EXERCISE INSTRUCTIONS: Filter the listing below, copying every line in which the word "水污染物排放限值" appears.

Stored entries:
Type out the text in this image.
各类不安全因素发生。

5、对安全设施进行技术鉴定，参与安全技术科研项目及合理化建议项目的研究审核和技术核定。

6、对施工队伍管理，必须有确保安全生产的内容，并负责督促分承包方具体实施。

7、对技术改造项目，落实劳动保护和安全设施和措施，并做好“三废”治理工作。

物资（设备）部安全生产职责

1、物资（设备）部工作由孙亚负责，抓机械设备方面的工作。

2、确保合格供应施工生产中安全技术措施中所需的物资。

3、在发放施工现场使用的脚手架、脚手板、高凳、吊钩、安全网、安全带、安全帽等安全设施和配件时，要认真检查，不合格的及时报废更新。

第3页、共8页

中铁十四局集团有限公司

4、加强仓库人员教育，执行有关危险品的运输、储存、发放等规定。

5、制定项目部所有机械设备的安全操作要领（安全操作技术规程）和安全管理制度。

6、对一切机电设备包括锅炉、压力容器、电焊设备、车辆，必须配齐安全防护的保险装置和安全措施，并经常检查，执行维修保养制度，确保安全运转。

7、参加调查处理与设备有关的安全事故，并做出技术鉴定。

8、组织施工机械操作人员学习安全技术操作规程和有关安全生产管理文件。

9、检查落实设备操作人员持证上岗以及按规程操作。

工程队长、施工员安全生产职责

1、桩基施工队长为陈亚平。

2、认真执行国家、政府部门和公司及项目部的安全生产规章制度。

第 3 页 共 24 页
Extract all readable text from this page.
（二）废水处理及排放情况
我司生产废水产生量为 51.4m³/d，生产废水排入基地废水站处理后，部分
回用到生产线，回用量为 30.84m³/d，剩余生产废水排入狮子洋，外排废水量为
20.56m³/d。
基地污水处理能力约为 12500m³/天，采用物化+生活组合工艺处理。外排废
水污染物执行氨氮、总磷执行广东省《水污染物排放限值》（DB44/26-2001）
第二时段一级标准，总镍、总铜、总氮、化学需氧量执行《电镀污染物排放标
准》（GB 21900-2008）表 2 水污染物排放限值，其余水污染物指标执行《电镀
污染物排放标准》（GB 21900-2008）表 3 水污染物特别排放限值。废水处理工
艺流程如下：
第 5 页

WRITTEN REPLY:
水污染物执行氨氮、总磷执行广东省《水污染物排放限值》（DB44/26-2001）
准》（GB 21900-2008）表 2 水污染物排放限值，其余水污染物指标执行《电镀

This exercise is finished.